[Dataset excerpts]
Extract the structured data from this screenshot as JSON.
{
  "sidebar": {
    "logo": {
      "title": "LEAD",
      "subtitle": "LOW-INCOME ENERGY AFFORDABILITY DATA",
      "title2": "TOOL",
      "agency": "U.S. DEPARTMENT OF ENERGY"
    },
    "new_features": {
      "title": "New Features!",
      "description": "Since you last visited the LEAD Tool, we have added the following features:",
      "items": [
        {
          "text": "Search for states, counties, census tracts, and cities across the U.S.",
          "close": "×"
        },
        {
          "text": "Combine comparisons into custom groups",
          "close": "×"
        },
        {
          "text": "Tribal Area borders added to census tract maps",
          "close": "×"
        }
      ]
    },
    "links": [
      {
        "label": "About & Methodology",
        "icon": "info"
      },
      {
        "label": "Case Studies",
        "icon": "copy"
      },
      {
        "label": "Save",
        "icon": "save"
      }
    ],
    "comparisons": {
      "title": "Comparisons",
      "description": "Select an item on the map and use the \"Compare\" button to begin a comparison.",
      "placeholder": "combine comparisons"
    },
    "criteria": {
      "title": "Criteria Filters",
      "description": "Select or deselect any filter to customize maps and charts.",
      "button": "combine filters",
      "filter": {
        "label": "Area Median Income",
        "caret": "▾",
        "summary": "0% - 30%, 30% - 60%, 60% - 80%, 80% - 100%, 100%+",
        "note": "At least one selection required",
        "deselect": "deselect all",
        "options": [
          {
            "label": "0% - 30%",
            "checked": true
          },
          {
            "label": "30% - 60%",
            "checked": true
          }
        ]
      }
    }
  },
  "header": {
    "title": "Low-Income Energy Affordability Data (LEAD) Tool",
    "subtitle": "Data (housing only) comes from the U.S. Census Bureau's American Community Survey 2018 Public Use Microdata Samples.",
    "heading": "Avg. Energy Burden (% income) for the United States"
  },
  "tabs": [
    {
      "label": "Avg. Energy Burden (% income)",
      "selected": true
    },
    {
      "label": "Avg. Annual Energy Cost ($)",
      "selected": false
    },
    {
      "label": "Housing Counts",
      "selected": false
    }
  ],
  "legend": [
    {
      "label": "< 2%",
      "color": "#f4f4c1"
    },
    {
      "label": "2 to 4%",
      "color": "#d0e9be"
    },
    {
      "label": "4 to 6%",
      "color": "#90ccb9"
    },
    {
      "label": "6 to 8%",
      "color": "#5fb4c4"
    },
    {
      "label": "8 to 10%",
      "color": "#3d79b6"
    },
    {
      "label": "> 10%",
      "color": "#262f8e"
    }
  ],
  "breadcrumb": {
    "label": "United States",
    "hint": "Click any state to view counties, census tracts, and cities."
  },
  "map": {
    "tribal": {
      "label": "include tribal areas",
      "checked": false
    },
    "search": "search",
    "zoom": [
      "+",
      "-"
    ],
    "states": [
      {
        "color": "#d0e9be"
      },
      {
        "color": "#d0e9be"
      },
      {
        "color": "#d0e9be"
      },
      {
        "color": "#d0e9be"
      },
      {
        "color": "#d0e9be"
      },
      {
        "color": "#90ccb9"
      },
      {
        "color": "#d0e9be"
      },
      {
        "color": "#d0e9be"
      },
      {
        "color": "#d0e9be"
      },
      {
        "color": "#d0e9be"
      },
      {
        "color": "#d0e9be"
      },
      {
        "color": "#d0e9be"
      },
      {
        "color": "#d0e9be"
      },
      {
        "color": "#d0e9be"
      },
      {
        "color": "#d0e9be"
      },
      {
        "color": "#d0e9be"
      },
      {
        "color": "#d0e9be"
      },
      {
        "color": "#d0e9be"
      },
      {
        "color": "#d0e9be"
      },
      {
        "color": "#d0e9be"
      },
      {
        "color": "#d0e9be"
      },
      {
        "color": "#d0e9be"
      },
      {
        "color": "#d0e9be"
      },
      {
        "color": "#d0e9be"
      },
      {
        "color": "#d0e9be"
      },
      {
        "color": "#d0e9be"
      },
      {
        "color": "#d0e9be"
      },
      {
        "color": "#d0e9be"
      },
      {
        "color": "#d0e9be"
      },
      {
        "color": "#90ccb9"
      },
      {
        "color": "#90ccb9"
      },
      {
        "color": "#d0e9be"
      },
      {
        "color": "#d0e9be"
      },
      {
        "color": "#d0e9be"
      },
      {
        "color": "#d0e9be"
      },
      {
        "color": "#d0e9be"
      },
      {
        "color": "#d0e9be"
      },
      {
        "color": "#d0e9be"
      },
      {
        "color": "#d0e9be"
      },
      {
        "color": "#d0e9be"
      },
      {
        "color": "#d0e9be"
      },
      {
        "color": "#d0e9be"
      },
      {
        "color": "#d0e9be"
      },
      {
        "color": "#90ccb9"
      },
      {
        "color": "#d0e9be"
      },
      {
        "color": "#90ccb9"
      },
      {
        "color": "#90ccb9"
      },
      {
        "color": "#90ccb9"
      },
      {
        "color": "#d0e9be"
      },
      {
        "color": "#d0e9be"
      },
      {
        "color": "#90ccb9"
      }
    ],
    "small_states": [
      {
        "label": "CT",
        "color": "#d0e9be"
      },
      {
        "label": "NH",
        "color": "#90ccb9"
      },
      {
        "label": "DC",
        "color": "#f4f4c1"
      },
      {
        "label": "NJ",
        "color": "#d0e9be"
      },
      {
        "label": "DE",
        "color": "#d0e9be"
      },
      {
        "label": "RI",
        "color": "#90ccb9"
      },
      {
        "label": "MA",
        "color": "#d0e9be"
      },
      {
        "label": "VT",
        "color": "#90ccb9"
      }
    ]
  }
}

_EXERCISE DESCRIPTION_
Make an exact copy of all the data.

_RESPONSE BELOW_
Extract the structured data from this screenshot as JSON.
{
  "sidebar": {
    "logo": {
      "title": "LEAD",
      "subtitle": "LOW-INCOME ENERGY AFFORDABILITY DATA",
      "title2": "TOOL",
      "agency": "U.S. DEPARTMENT OF ENERGY"
    },
    "new_features": {
      "title": "New Features!",
      "description": "Since you last visited the LEAD Tool, we have added the following features:",
      "items": [
        {
          "text": "Search for states, counties, census tracts, and cities across the U.S.",
          "close": "×"
        },
        {
          "text": "Combine comparisons into custom groups",
          "close": "×"
        },
        {
          "text": "Tribal Area borders added to census tract maps",
          "close": "×"
        }
      ]
    },
    "links": [
      {
        "label": "About & Methodology",
        "icon": "info"
      },
      {
        "label": "Case Studies",
        "icon": "copy"
      },
      {
        "label": "Save",
        "icon": "save"
      }
    ],
    "comparisons": {
      "title": "Comparisons",
      "description": "Select an item on the map and use the \"Compare\" button to begin a comparison.",
      "placeholder": "combine comparisons"
    },
    "criteria": {
      "title": "Criteria Filters",
      "description": "Select or deselect any filter to customize maps and charts.",
      "button": "combine filters",
      "filter": {
        "label": "Area Median Income",
        "caret": "▾",
        "summary": "0% - 30%, 30% - 60%, 60% - 80%, 80% - 100%, 100%+",
        "note": "At least one selection required",
        "deselect": "deselect all",
        "options": [
          {
            "label": "0% - 30%",
            "checked": true
          },
          {
            "label": "30% - 60%",
            "checked": true
          }
        ]
      }
    }
  },
  "header": {
    "title": "Low-Income Energy Affordability Data (LEAD) Tool",
    "subtitle": "Data (housing only) comes from the U.S. Census Bureau's American Community Survey 2018 Public Use Microdata Samples.",
    "heading": "Avg. Energy Burden (% income) for the United States"
  },
  "tabs": [
    {
      "label": "Avg. Energy Burden (% income)",
      "selected": true
    },
    {
      "label": "Avg. Annual Energy Cost ($)",
      "selected": false
    },
    {
      "label": "Housing Counts",
      "selected": false
    }
  ],
  "legend": [
    {
      "label": "< 2%",
      "color": "#f4f4c1"
    },
    {
      "label": "2 to 4%",
      "color": "#d0e9be"
    },
    {
      "label": "4 to 6%",
      "color": "#90ccb9"
    },
    {
      "label": "6 to 8%",
      "color": "#5fb4c4"
    },
    {
      "label": "8 to 10%",
      "color": "#3d79b6"
    },
    {
      "label": "> 10%",
      "color": "#262f8e"
    }
  ],
  "breadcrumb": {
    "label": "United States",
    "hint": "Click any state to view counties, census tracts, and cities."
  },
  "map": {
    "tribal": {
      "label": "include tribal areas",
      "checked": false
    },
    "search": "search",
    "zoom": [
      "+",
      "-"
    ],
    "states": [
      {
        "color": "#d0e9be"
      },
      {
        "color": "#d0e9be"
      },
      {
        "color": "#d0e9be"
      },
      {
        "color": "#d0e9be"
      },
      {
        "color": "#d0e9be"
      },
      {
        "color": "#90ccb9"
      },
      {
        "color": "#d0e9be"
      },
      {
        "color": "#d0e9be"
      },
      {
        "color": "#d0e9be"
      },
      {
        "color": "#d0e9be"
      },
      {
        "color": "#d0e9be"
      },
      {
        "color": "#d0e9be"
      },
      {
        "color": "#d0e9be"
      },
      {
        "color": "#d0e9be"
      },
      {
        "color": "#d0e9be"
      },
      {
        "color": "#d0e9be"
      },
      {
        "color": "#d0e9be"
      },
      {
        "color": "#d0e9be"
      },
      {
        "color": "#d0e9be"
      },
      {
        "color": "#d0e9be"
      },
      {
        "color": "#d0e9be"
      },
      {
        "color": "#d0e9be"
      },
      {
        "color": "#d0e9be"
      },
      {
        "color": "#d0e9be"
      },
      {
        "color": "#d0e9be"
      },
      {
        "color": "#d0e9be"
      },
      {
        "color": "#d0e9be"
      },
      {
        "color": "#d0e9be"
      },
      {
        "color": "#d0e9be"
      },
      {
        "color": "#90ccb9"
      },
      {
        "color": "#90ccb9"
      },
      {
        "color": "#d0e9be"
      },
      {
        "color": "#d0e9be"
      },
      {
        "color": "#d0e9be"
      },
      {
        "color": "#d0e9be"
      },
      {
        "color": "#d0e9be"
      },
      {
        "color": "#d0e9be"
      },
      {
        "color": "#d0e9be"
      },
      {
        "color": "#d0e9be"
      },
      {
        "color": "#d0e9be"
      },
      {
        "color": "#d0e9be"
      },
      {
        "color": "#d0e9be"
      },
      {
        "color": "#d0e9be"
      },
      {
        "color": "#90ccb9"
      },
      {
        "color": "#d0e9be"
      },
      {
        "color": "#90ccb9"
      },
      {
        "color": "#90ccb9"
      },
      {
        "color": "#90ccb9"
      },
      {
        "color": "#d0e9be"
      },
      {
        "color": "#d0e9be"
      },
      {
        "color": "#90ccb9"
      }
    ],
    "small_states": [
      {
        "label": "CT",
        "color": "#d0e9be"
      },
      {
        "label": "NH",
        "color": "#90ccb9"
      },
      {
        "label": "DC",
        "color": "#f4f4c1"
      },
      {
        "label": "NJ",
        "color": "#d0e9be"
      },
      {
        "label": "DE",
        "color": "#d0e9be"
      },
      {
        "label": "RI",
        "color": "#90ccb9"
      },
      {
        "label": "MA",
        "color": "#d0e9be"
      },
      {
        "label": "VT",
        "color": "#90ccb9"
      }
    ]
  }
}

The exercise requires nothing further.